▶ [EXERCISE] Go through the material and pull out every line with the string "LIVE" in it.

▶ [INPUT FOR THIS TASK]
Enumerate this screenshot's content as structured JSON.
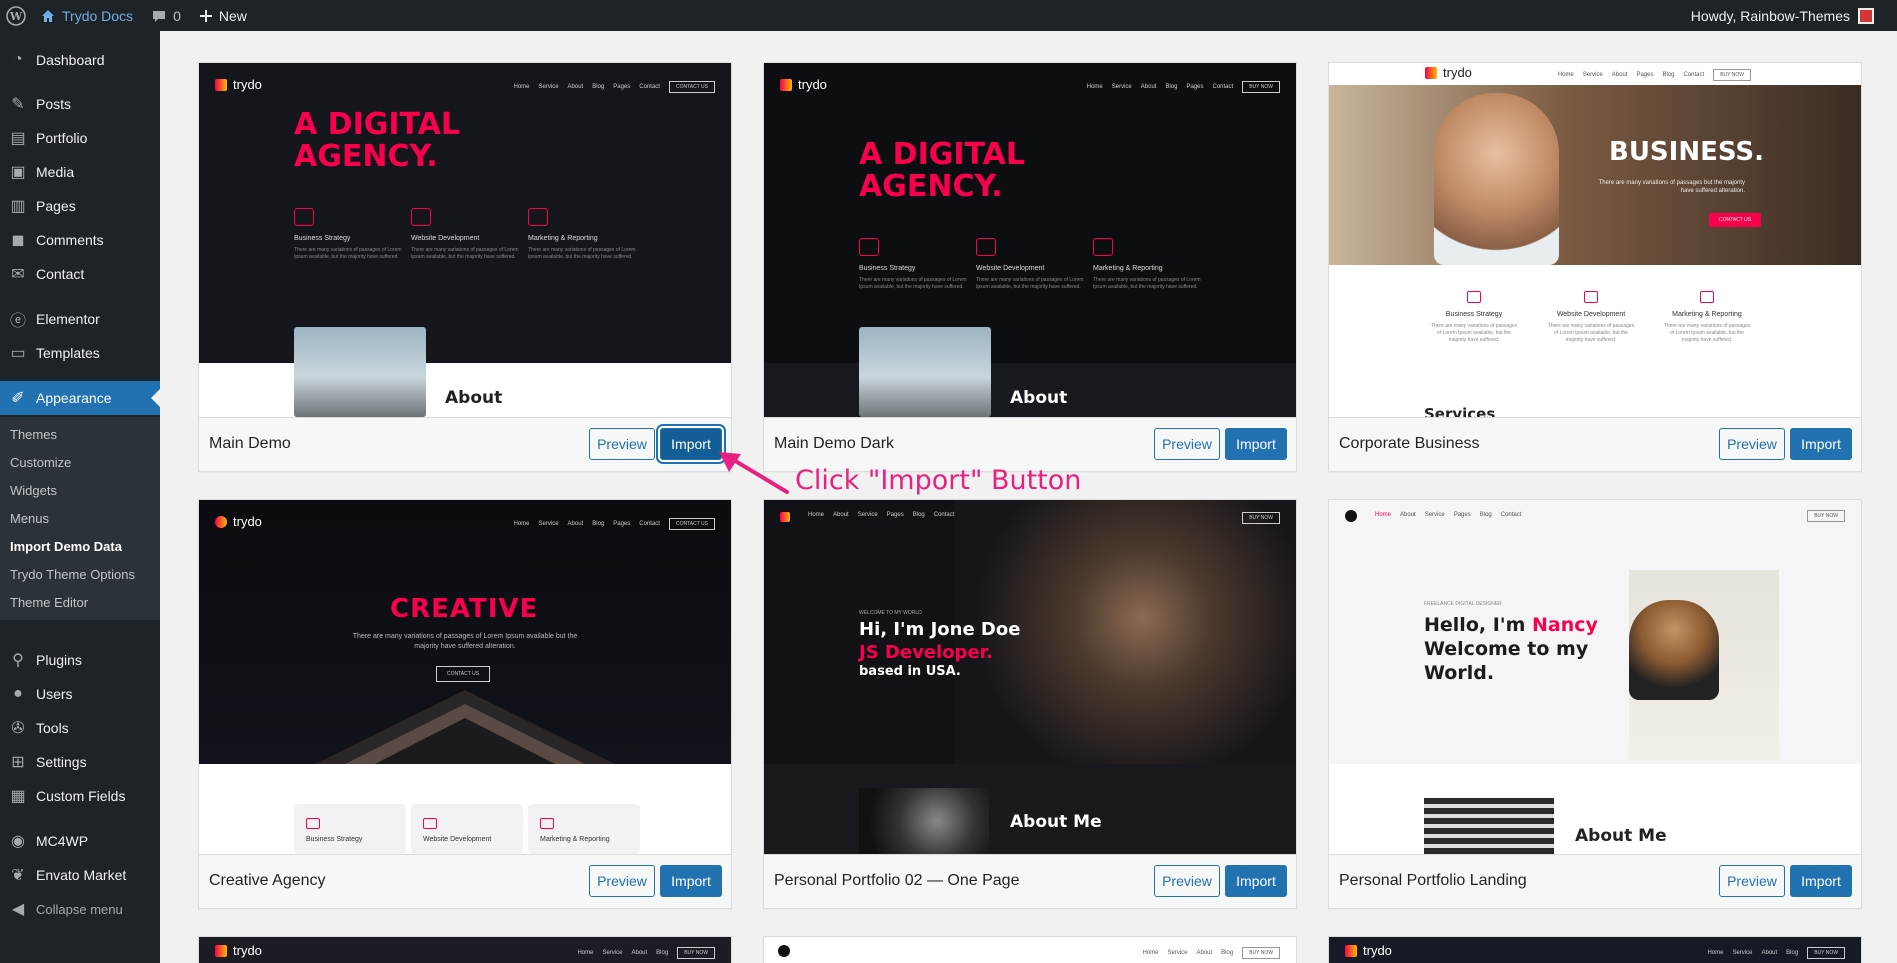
{
  "admin_bar": {
    "site_name": "Trydo Docs",
    "comment_count": "0",
    "new_label": "New",
    "howdy": "Howdy, Rainbow-Themes"
  },
  "sidebar": {
    "items": [
      {
        "label": "Dashboard",
        "icon": "dashboard-icon"
      },
      {
        "label": "Posts",
        "icon": "pin-icon"
      },
      {
        "label": "Portfolio",
        "icon": "portfolio-icon"
      },
      {
        "label": "Media",
        "icon": "media-icon"
      },
      {
        "label": "Pages",
        "icon": "pages-icon"
      },
      {
        "label": "Comments",
        "icon": "comments-icon"
      },
      {
        "label": "Contact",
        "icon": "mail-icon"
      },
      {
        "label": "Elementor",
        "icon": "elementor-icon"
      },
      {
        "label": "Templates",
        "icon": "folder-icon"
      },
      {
        "label": "Appearance",
        "icon": "brush-icon"
      },
      {
        "label": "Plugins",
        "icon": "plugin-icon"
      },
      {
        "label": "Users",
        "icon": "user-icon"
      },
      {
        "label": "Tools",
        "icon": "wrench-icon"
      },
      {
        "label": "Settings",
        "icon": "settings-icon"
      },
      {
        "label": "Custom Fields",
        "icon": "grid-icon"
      },
      {
        "label": "MC4WP",
        "icon": "mc4wp-icon"
      },
      {
        "label": "Envato Market",
        "icon": "leaf-icon"
      },
      {
        "label": "Collapse menu",
        "icon": "collapse-icon"
      }
    ],
    "submenu": [
      "Themes",
      "Customize",
      "Widgets",
      "Menus",
      "Import Demo Data",
      "Trydo Theme Options",
      "Theme Editor"
    ],
    "active_submenu": "Import Demo Data"
  },
  "demos": [
    {
      "name": "Main Demo",
      "preview": "Preview",
      "import": "Import"
    },
    {
      "name": "Main Demo Dark",
      "preview": "Preview",
      "import": "Import"
    },
    {
      "name": "Corporate Business",
      "preview": "Preview",
      "import": "Import"
    },
    {
      "name": "Creative Agency",
      "preview": "Preview",
      "import": "Import"
    },
    {
      "name": "Personal Portfolio 02 — One Page",
      "preview": "Preview",
      "import": "Import"
    },
    {
      "name": "Personal Portfolio Landing",
      "preview": "Preview",
      "import": "Import"
    }
  ],
  "shots": {
    "logo": "trydo",
    "nav": [
      "Home",
      "Service",
      "About",
      "Blog",
      "Pages",
      "Contact"
    ],
    "contact_cta": "CONTACT US",
    "buy_cta": "BUY NOW",
    "agency_line1": "A DIGITAL",
    "agency_line2": "AGENCY.",
    "svc1": "Business Strategy",
    "svc2": "Website Development",
    "svc3": "Marketing & Reporting",
    "svc_desc": "There are many variations of passages of Lorem Ipsum available, but the majority have suffered.",
    "about": "About",
    "business": "BUSINESS.",
    "business_sub": "There are many variations of passages but the majority have suffered alteration.",
    "services": "Services",
    "creative": "CREATIVE",
    "creative_sub": "There are many variations of passages of Lorem Ipsum available but the majority have suffered alteration.",
    "jone_line1": "Hi, I'm Jone Doe",
    "jone_line2": "JS Developer.",
    "jone_line3": "based in USA.",
    "welcome": "WELCOME TO MY WORLD",
    "about_me": "About Me",
    "freelance": "FREELANCE DIGITAL DESIGNER",
    "nancy_pre": "Hello, I'm ",
    "nancy_name": "Nancy",
    "nancy_line2": "Welcome to my",
    "nancy_line3": "World."
  },
  "annotation": "Click \"Import\" Button",
  "colors": {
    "accent": "#2271b1",
    "brand": "#f9004d",
    "annotation": "#e8207f"
  }
}
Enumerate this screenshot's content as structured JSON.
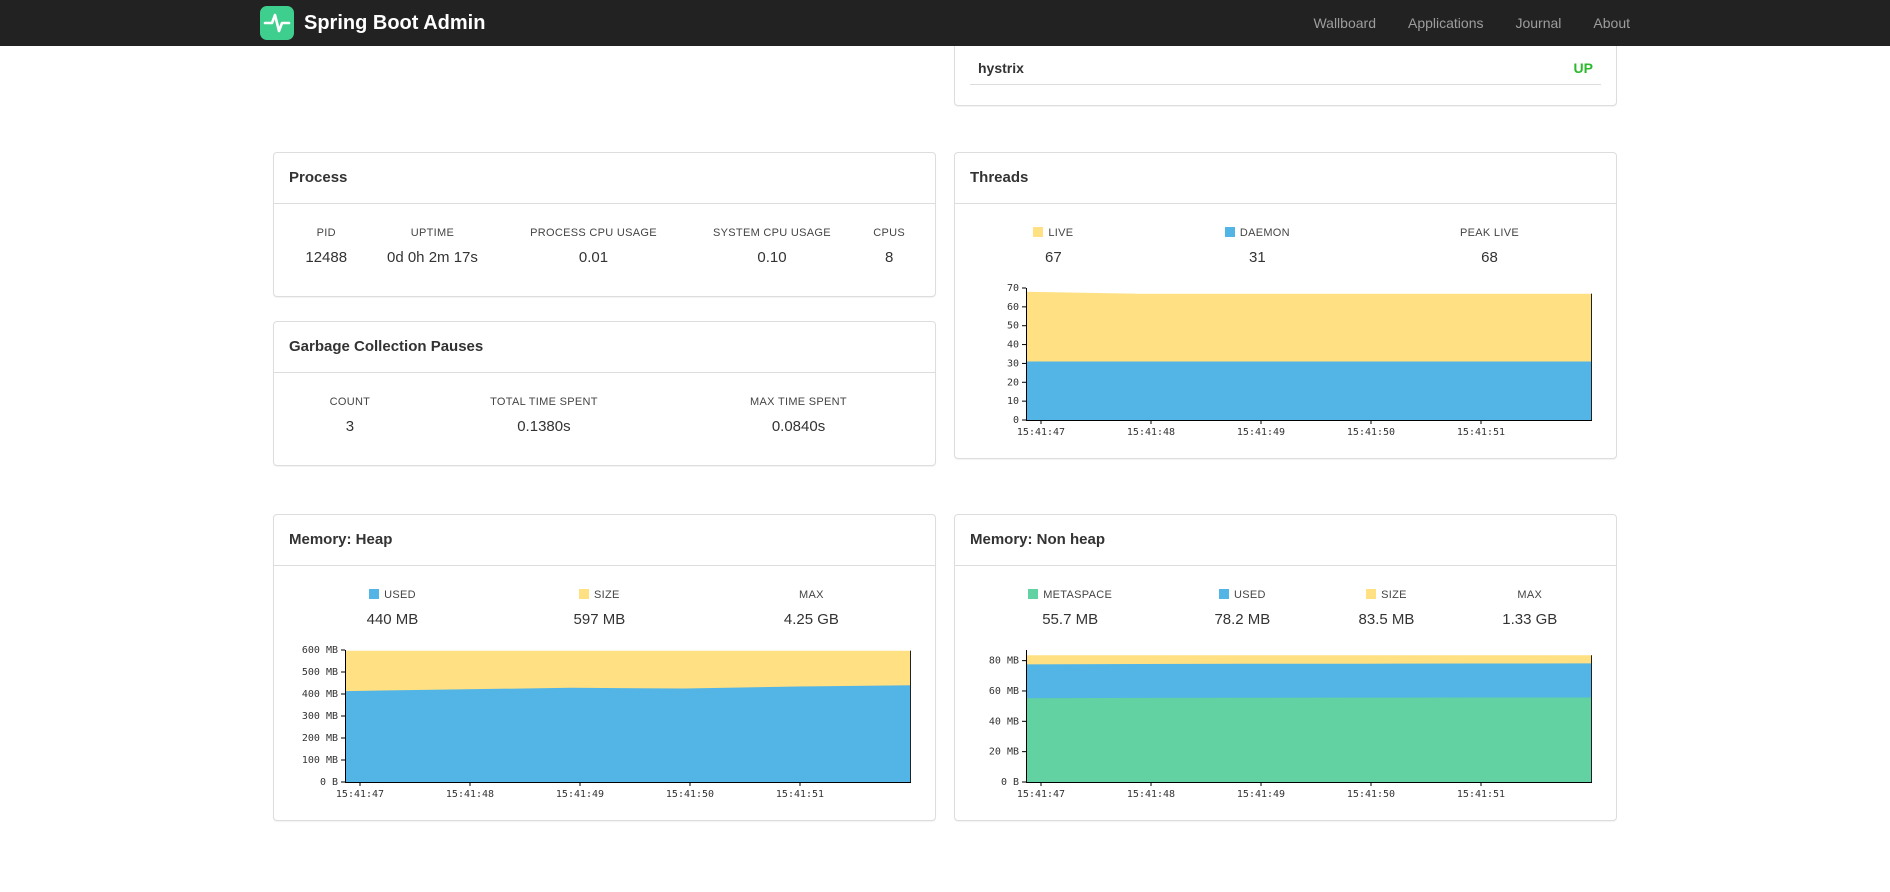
{
  "colors": {
    "brand_green": "#3ecf8e",
    "status_up": "#2db92d",
    "series_yellow": "#ffe082",
    "series_blue": "#53b5e6",
    "series_green": "#62d2a2"
  },
  "navbar": {
    "brand": "Spring Boot Admin",
    "items": [
      {
        "label": "Wallboard"
      },
      {
        "label": "Applications"
      },
      {
        "label": "Journal"
      },
      {
        "label": "About"
      }
    ]
  },
  "health": {
    "service": "hystrix",
    "status": "UP",
    "status_color": "#2db92d"
  },
  "process": {
    "title": "Process",
    "stats": [
      {
        "label": "PID",
        "value": "12488"
      },
      {
        "label": "UPTIME",
        "value": "0d 0h 2m 17s"
      },
      {
        "label": "PROCESS CPU USAGE",
        "value": "0.01"
      },
      {
        "label": "SYSTEM CPU USAGE",
        "value": "0.10"
      },
      {
        "label": "CPUS",
        "value": "8"
      }
    ]
  },
  "gc": {
    "title": "Garbage Collection Pauses",
    "stats": [
      {
        "label": "COUNT",
        "value": "3"
      },
      {
        "label": "TOTAL TIME SPENT",
        "value": "0.1380s"
      },
      {
        "label": "MAX TIME SPENT",
        "value": "0.0840s"
      }
    ]
  },
  "threads": {
    "title": "Threads",
    "stats": [
      {
        "label": "LIVE",
        "value": "67",
        "swatch": "#ffe082"
      },
      {
        "label": "DAEMON",
        "value": "31",
        "swatch": "#53b5e6"
      },
      {
        "label": "PEAK LIVE",
        "value": "68"
      }
    ],
    "chart": {
      "type": "area",
      "ymax_plot": 70,
      "yticks": [
        {
          "v": 0,
          "label": "0"
        },
        {
          "v": 10,
          "label": "10"
        },
        {
          "v": 20,
          "label": "20"
        },
        {
          "v": 30,
          "label": "30"
        },
        {
          "v": 40,
          "label": "40"
        },
        {
          "v": 50,
          "label": "50"
        },
        {
          "v": 60,
          "label": "60"
        },
        {
          "v": 70,
          "label": "70"
        }
      ],
      "xticks": [
        "15:41:47",
        "15:41:48",
        "15:41:49",
        "15:41:50",
        "15:41:51"
      ],
      "series": [
        {
          "name": "DAEMON",
          "color": "#53b5e6",
          "values": [
            31,
            31,
            31,
            31,
            31,
            31
          ]
        },
        {
          "name": "LIVE",
          "color": "#ffe082",
          "values": [
            68,
            67,
            67,
            67,
            67,
            67
          ]
        }
      ]
    }
  },
  "memory_heap": {
    "title": "Memory: Heap",
    "stats": [
      {
        "label": "USED",
        "value": "440 MB",
        "swatch": "#53b5e6"
      },
      {
        "label": "SIZE",
        "value": "597 MB",
        "swatch": "#ffe082"
      },
      {
        "label": "MAX",
        "value": "4.25 GB"
      }
    ],
    "chart": {
      "type": "area",
      "ymax_plot": 600,
      "yticks": [
        {
          "v": 0,
          "label": "0 B"
        },
        {
          "v": 100,
          "label": "100 MB"
        },
        {
          "v": 200,
          "label": "200 MB"
        },
        {
          "v": 300,
          "label": "300 MB"
        },
        {
          "v": 400,
          "label": "400 MB"
        },
        {
          "v": 500,
          "label": "500 MB"
        },
        {
          "v": 600,
          "label": "600 MB"
        }
      ],
      "xticks": [
        "15:41:47",
        "15:41:48",
        "15:41:49",
        "15:41:50",
        "15:41:51"
      ],
      "series": [
        {
          "name": "USED",
          "color": "#53b5e6",
          "values": [
            413,
            421,
            428,
            425,
            434,
            440
          ]
        },
        {
          "name": "SIZE",
          "color": "#ffe082",
          "values": [
            597,
            597,
            597,
            597,
            597,
            597
          ]
        }
      ]
    }
  },
  "memory_nonheap": {
    "title": "Memory: Non heap",
    "stats": [
      {
        "label": "METASPACE",
        "value": "55.7 MB",
        "swatch": "#62d2a2"
      },
      {
        "label": "USED",
        "value": "78.2 MB",
        "swatch": "#53b5e6"
      },
      {
        "label": "SIZE",
        "value": "83.5 MB",
        "swatch": "#ffe082"
      },
      {
        "label": "MAX",
        "value": "1.33 GB"
      }
    ],
    "chart": {
      "type": "area",
      "ymax_plot": 87,
      "yticks": [
        {
          "v": 0,
          "label": "0 B"
        },
        {
          "v": 20,
          "label": "20 MB"
        },
        {
          "v": 40,
          "label": "40 MB"
        },
        {
          "v": 60,
          "label": "60 MB"
        },
        {
          "v": 80,
          "label": "80 MB"
        }
      ],
      "xticks": [
        "15:41:47",
        "15:41:48",
        "15:41:49",
        "15:41:50",
        "15:41:51"
      ],
      "series": [
        {
          "name": "METASPACE",
          "color": "#62d2a2",
          "values": [
            55.2,
            55.4,
            55.5,
            55.6,
            55.7,
            55.7
          ]
        },
        {
          "name": "USED",
          "color": "#53b5e6",
          "values": [
            77.5,
            77.8,
            77.9,
            78.0,
            78.1,
            78.2
          ]
        },
        {
          "name": "SIZE",
          "color": "#ffe082",
          "values": [
            83.5,
            83.5,
            83.5,
            83.5,
            83.5,
            83.5
          ]
        }
      ]
    }
  }
}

▶ [FINISHED TASK]
        "label": "LIVE",
        "label": "PEAK LIVE",
          "name": "LIVE",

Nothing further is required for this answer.